*TASK GOAL:*
For each line below that contains the string "epidemiológica", copy that line.

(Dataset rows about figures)
BEGIN

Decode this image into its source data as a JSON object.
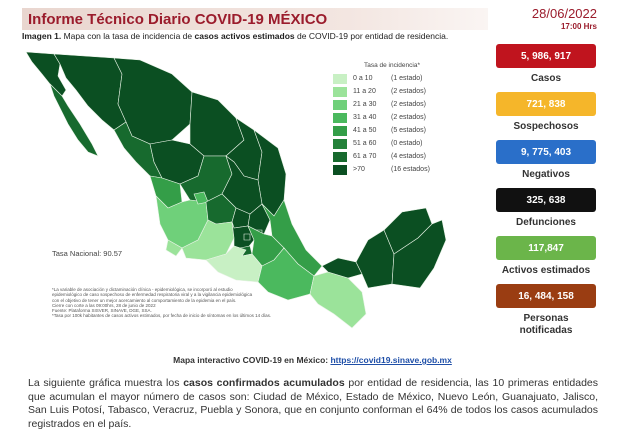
{
  "header": {
    "title": "Informe Técnico Diario COVID-19 MÉXICO",
    "date": "28/06/2022",
    "time": "17:00 Hrs"
  },
  "caption": {
    "prefix": "Imagen 1.",
    "text_before": " Mapa con la tasa de incidencia de ",
    "bold": "casos activos estimados",
    "text_after": " de COVID-19 por entidad de residencia."
  },
  "legend": {
    "title": "Tasa de incidencia*",
    "items": [
      {
        "range": "0 a 10",
        "count": "(1 estado)",
        "color": "#c8f0c4"
      },
      {
        "range": "11 a 20",
        "count": "(2 estados)",
        "color": "#9be39a"
      },
      {
        "range": "21 a 30",
        "count": "(2 estados)",
        "color": "#6fd07a"
      },
      {
        "range": "31 a 40",
        "count": "(2 estados)",
        "color": "#4bb95e"
      },
      {
        "range": "41 a 50",
        "count": "(5 estados)",
        "color": "#349e48"
      },
      {
        "range": "51 a 60",
        "count": "(0 estado)",
        "color": "#24823a"
      },
      {
        "range": "61 a 70",
        "count": "(4 estados)",
        "color": "#176a2e"
      },
      {
        "range": ">70",
        "count": "(16 estados)",
        "color": "#0b4f22"
      }
    ]
  },
  "tasa_nacional": "Tasa Nacional: 90.57",
  "notes": [
    "*La variable de asociación y dictaminación clínica - epidemiológica, se incorporó al estudio",
    "epidemiológico de caso sospechoso de enfermedad respiratoria viral y a la vigilancia epidemiológica",
    "con el objetivo de tener un mejor acercamiento al comportamiento de la epidemia en el país.",
    "Cierre con corte a las 09:00hrs, 28 de junio de 2022",
    "Fuente: Plataforma SISVER, SINAVE, DGE, SSA.",
    "*Tasa por 100k habitantes de casos activos estimados, por fecha de inicio de síntomas en los últimos 14 días."
  ],
  "stats": [
    {
      "value": "5, 986, 917",
      "label": "Casos",
      "color": "#c0141e"
    },
    {
      "value": "721, 838",
      "label": "Sospechosos",
      "color": "#f5b62a"
    },
    {
      "value": "9, 775, 403",
      "label": "Negativos",
      "color": "#2a6fc9"
    },
    {
      "value": "325, 638",
      "label": "Defunciones",
      "color": "#111111"
    },
    {
      "value": "117,847",
      "label": "Activos estimados",
      "color": "#6bb54a"
    },
    {
      "value": "16, 484, 158",
      "label": "Personas notificadas",
      "color": "#9a3d12"
    }
  ],
  "link": {
    "label": "Mapa interactivo COVID-19 en México: ",
    "url": "https://covid19.sinave.gob.mx"
  },
  "paragraph": {
    "t1": "La siguiente gráfica muestra los ",
    "b1": "casos confirmados acumulados",
    "t2": " por entidad de residencia, las 10 primeras entidades que acumulan el mayor número de casos son: Ciudad de México, Estado de México, Nuevo León, Guanajuato, Jalisco, San Luis Potosí, Tabasco, Veracruz, Puebla y Sonora, que en conjunto conforman el 64% de todos los casos acumulados registrados en el país."
  }
}
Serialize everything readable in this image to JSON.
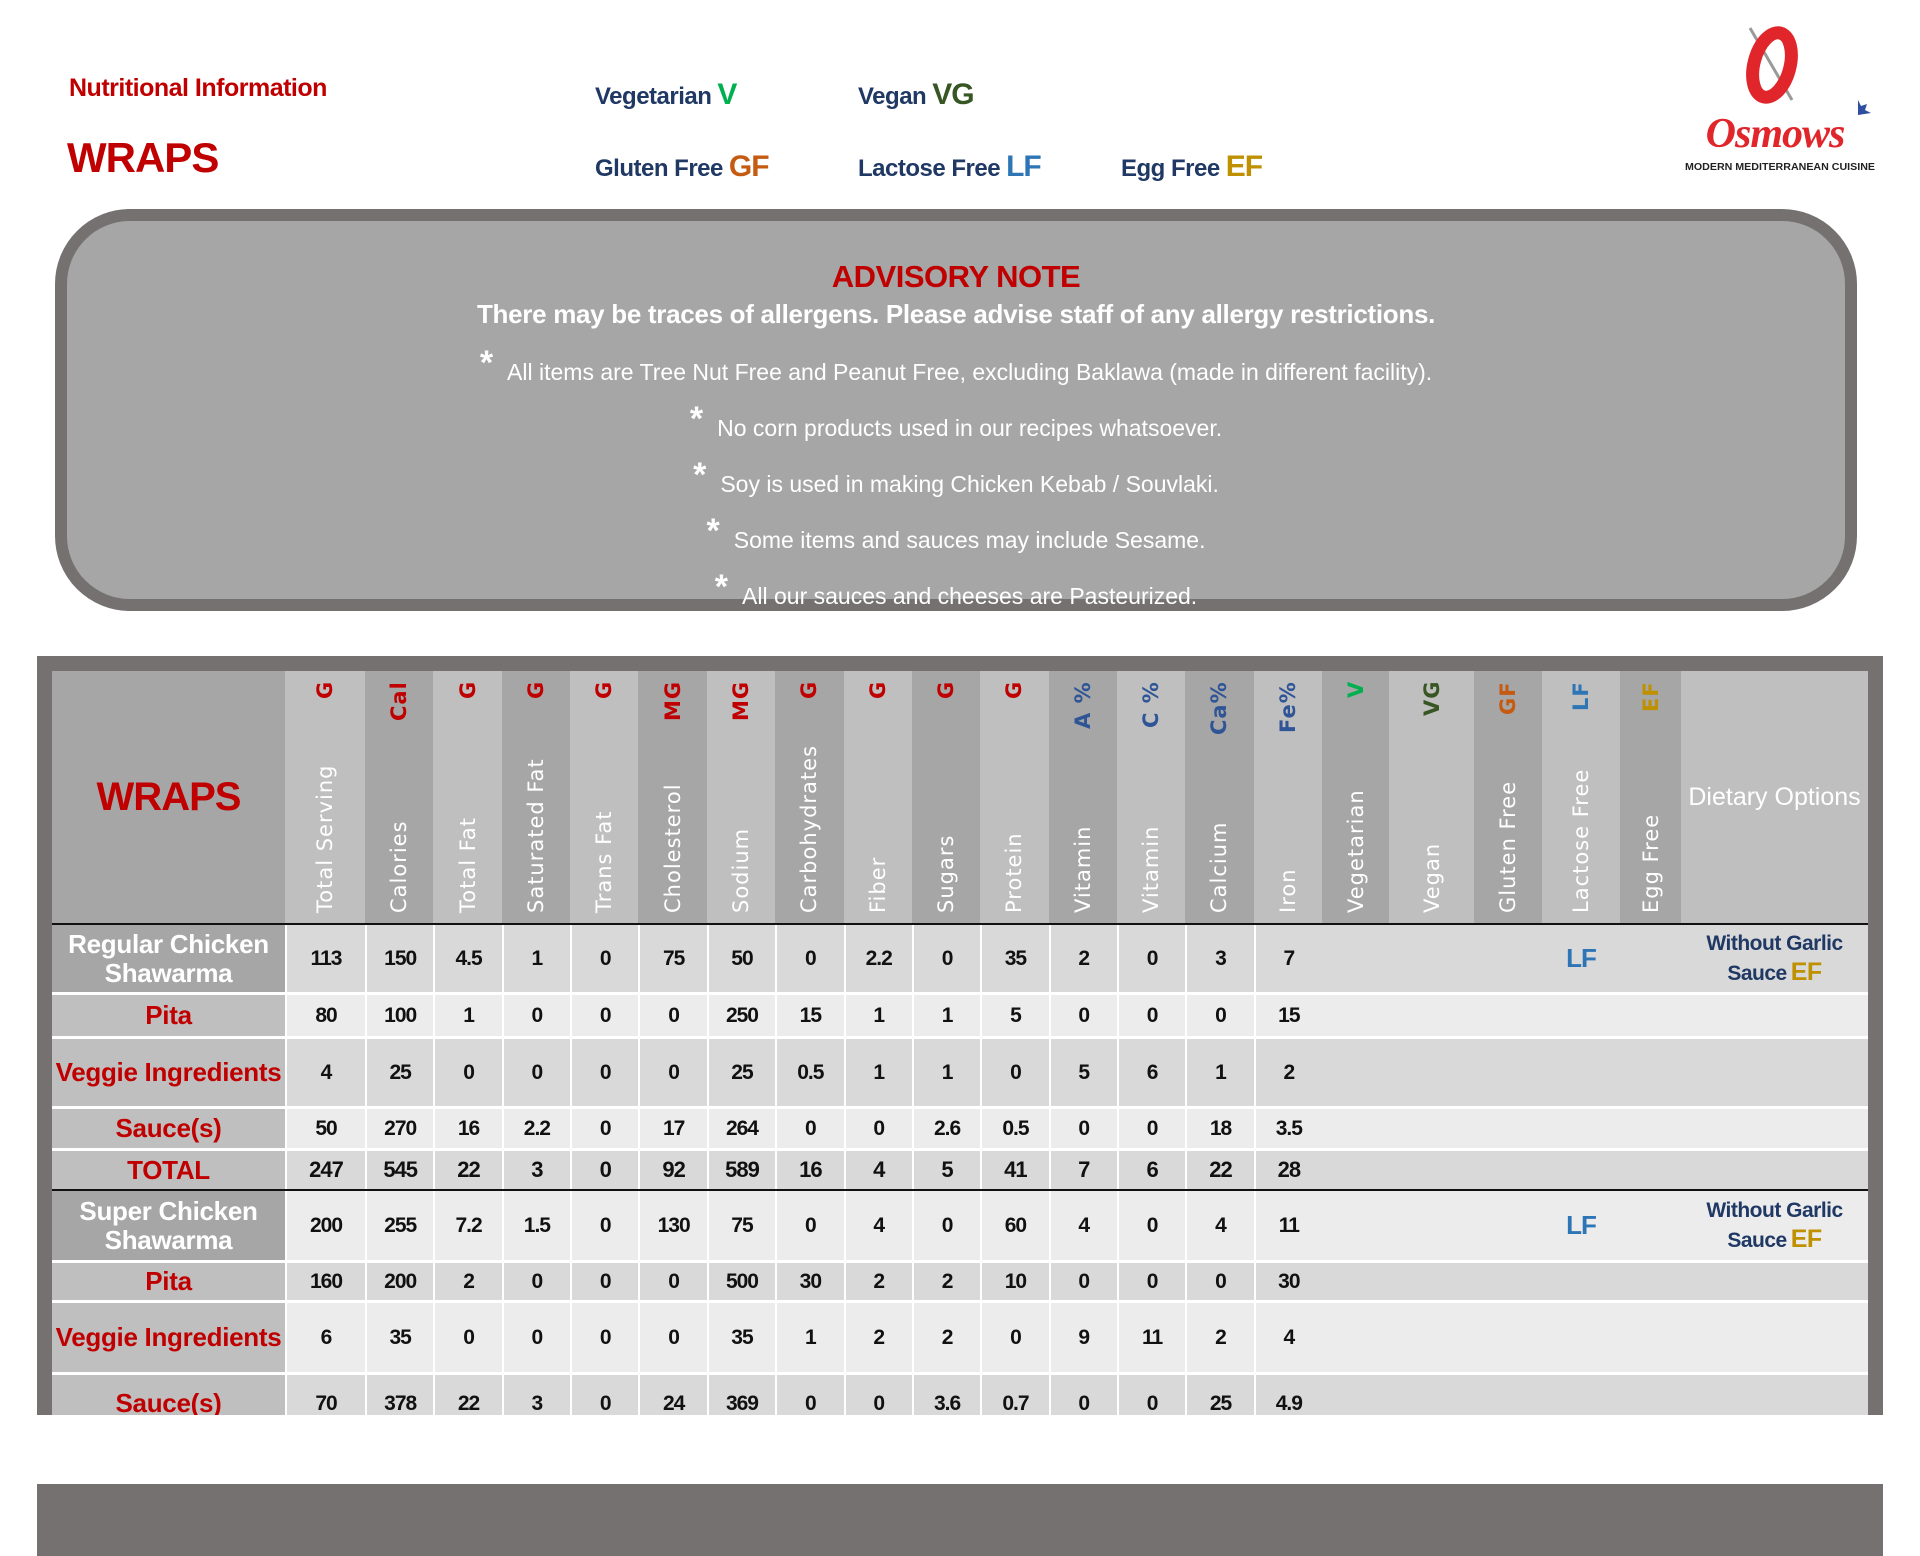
{
  "header": {
    "subtitle": "Nutritional Information",
    "title": "WRAPS"
  },
  "legend": [
    {
      "label": "Vegetarian",
      "code": "V",
      "color": "#00b050"
    },
    {
      "label": "Vegan",
      "code": "VG",
      "color": "#375623"
    },
    {
      "label": "Gluten Free",
      "code": "GF",
      "color": "#c55a11"
    },
    {
      "label": "Lactose Free",
      "code": "LF",
      "color": "#2e75b6"
    },
    {
      "label": "Egg Free",
      "code": "EF",
      "color": "#bf9000"
    }
  ],
  "logo": {
    "name": "Osmow's",
    "tagline": "MODERN MEDITERRANEAN CUISINE"
  },
  "advisory": {
    "title": "ADVISORY NOTE",
    "subtitle": "There may be traces of allergens. Please advise staff of any allergy restrictions.",
    "bullet_symbol": "*",
    "items": [
      "All items are Tree Nut Free and Peanut Free, excluding Baklawa (made in different facility).",
      "No corn products used in our recipes whatsoever.",
      "Soy is used in making Chicken Kebab / Souvlaki.",
      "Some items and sauces may include Sesame.",
      "All our sauces and cheeses are Pasteurized."
    ]
  },
  "table": {
    "section_label": "WRAPS",
    "columns": [
      {
        "name": "Total Serving",
        "unit": "G",
        "unit_color": "#c00000"
      },
      {
        "name": "Calories",
        "unit": "Cal",
        "unit_color": "#c00000"
      },
      {
        "name": "Total Fat",
        "unit": "G",
        "unit_color": "#c00000"
      },
      {
        "name": "Saturated Fat",
        "unit": "G",
        "unit_color": "#c00000"
      },
      {
        "name": "Trans Fat",
        "unit": "G",
        "unit_color": "#c00000"
      },
      {
        "name": "Cholesterol",
        "unit": "MG",
        "unit_color": "#c00000"
      },
      {
        "name": "Sodium",
        "unit": "MG",
        "unit_color": "#c00000"
      },
      {
        "name": "Carbohydrates",
        "unit": "G",
        "unit_color": "#c00000"
      },
      {
        "name": "Fiber",
        "unit": "G",
        "unit_color": "#c00000"
      },
      {
        "name": "Sugars",
        "unit": "G",
        "unit_color": "#c00000"
      },
      {
        "name": "Protein",
        "unit": "G",
        "unit_color": "#c00000"
      },
      {
        "name": "Vitamin",
        "unit": "A %",
        "unit_color": "#2f5597"
      },
      {
        "name": "Vitamin",
        "unit": "C %",
        "unit_color": "#2f5597"
      },
      {
        "name": "Calcium",
        "unit": "Ca%",
        "unit_color": "#2f5597"
      },
      {
        "name": "Iron",
        "unit": "Fe%",
        "unit_color": "#2f5597"
      },
      {
        "name": "Vegetarian",
        "unit": "V",
        "unit_color": "#00b050"
      },
      {
        "name": "Vegan",
        "unit": "VG",
        "unit_color": "#375623"
      },
      {
        "name": "Gluten Free",
        "unit": "GF",
        "unit_color": "#c55a11"
      },
      {
        "name": "Lactose Free",
        "unit": "LF",
        "unit_color": "#2e75b6"
      },
      {
        "name": "Egg  Free",
        "unit": "EF",
        "unit_color": "#bf9000"
      }
    ],
    "dietary_header": "Dietary Options",
    "groups": [
      {
        "rows": [
          {
            "label": "Regular Chicken Shawarma",
            "values": [
              "113",
              "150",
              "4.5",
              "1",
              "0",
              "75",
              "50",
              "0",
              "2.2",
              "0",
              "35",
              "2",
              "0",
              "3",
              "7"
            ],
            "flags": [
              "",
              "",
              "",
              "LF",
              ""
            ],
            "dietary": {
              "text": "Without Garlic Sauce",
              "code": "EF"
            }
          },
          {
            "label": "Pita",
            "values": [
              "80",
              "100",
              "1",
              "0",
              "0",
              "0",
              "250",
              "15",
              "1",
              "1",
              "5",
              "0",
              "0",
              "0",
              "15"
            ],
            "flags": [
              "",
              "",
              "",
              "",
              ""
            ]
          },
          {
            "label": "Veggie Ingredients",
            "values": [
              "4",
              "25",
              "0",
              "0",
              "0",
              "0",
              "25",
              "0.5",
              "1",
              "1",
              "0",
              "5",
              "6",
              "1",
              "2"
            ],
            "flags": [
              "",
              "",
              "",
              "",
              ""
            ]
          },
          {
            "label": "Sauce(s)",
            "values": [
              "50",
              "270",
              "16",
              "2.2",
              "0",
              "17",
              "264",
              "0",
              "0",
              "2.6",
              "0.5",
              "0",
              "0",
              "18",
              "3.5"
            ],
            "flags": [
              "",
              "",
              "",
              "",
              ""
            ]
          },
          {
            "label": "TOTAL",
            "total": true,
            "values": [
              "247",
              "545",
              "22",
              "3",
              "0",
              "92",
              "589",
              "16",
              "4",
              "5",
              "41",
              "7",
              "6",
              "22",
              "28"
            ],
            "flags": [
              "",
              "",
              "",
              "",
              ""
            ]
          }
        ]
      },
      {
        "rows": [
          {
            "label": "Super Chicken Shawarma",
            "values": [
              "200",
              "255",
              "7.2",
              "1.5",
              "0",
              "130",
              "75",
              "0",
              "4",
              "0",
              "60",
              "4",
              "0",
              "4",
              "11"
            ],
            "flags": [
              "",
              "",
              "",
              "LF",
              ""
            ],
            "dietary": {
              "text": "Without Garlic Sauce",
              "code": "EF"
            }
          },
          {
            "label": "Pita",
            "values": [
              "160",
              "200",
              "2",
              "0",
              "0",
              "0",
              "500",
              "30",
              "2",
              "2",
              "10",
              "0",
              "0",
              "0",
              "30"
            ],
            "flags": [
              "",
              "",
              "",
              "",
              ""
            ]
          },
          {
            "label": "Veggie Ingredients",
            "values": [
              "6",
              "35",
              "0",
              "0",
              "0",
              "0",
              "35",
              "1",
              "2",
              "2",
              "0",
              "9",
              "11",
              "2",
              "4"
            ],
            "flags": [
              "",
              "",
              "",
              "",
              ""
            ]
          },
          {
            "label": "Sauce(s)",
            "values": [
              "70",
              "378",
              "22",
              "3",
              "0",
              "24",
              "369",
              "0",
              "0",
              "3.6",
              "0.7",
              "0",
              "0",
              "25",
              "4.9"
            ],
            "flags": [
              "",
              "",
              "",
              "",
              ""
            ]
          }
        ]
      }
    ]
  }
}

END

*RESULT OF THE EXERCISE:*
    "*La variable de asociación y dictaminación clínica - epidemiológica, se incorporó al estudio",
    "epidemiológico de caso sospechoso de enfermedad respiratoria viral y a la vigilancia epidemiológica",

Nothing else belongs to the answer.